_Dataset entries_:
---

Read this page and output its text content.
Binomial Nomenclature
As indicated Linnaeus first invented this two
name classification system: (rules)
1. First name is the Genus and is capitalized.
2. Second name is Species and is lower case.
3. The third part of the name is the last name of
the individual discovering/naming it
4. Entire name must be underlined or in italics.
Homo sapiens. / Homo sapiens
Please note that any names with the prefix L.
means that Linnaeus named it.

---

_WHAT YOU ARE ASKED TO DO_: Search the records for the string "Linnaeus" and return every line in which it occurs.

_CORRECT OUTPUT_:
As indicated Linnaeus first invented this two
means that Linnaeus named it.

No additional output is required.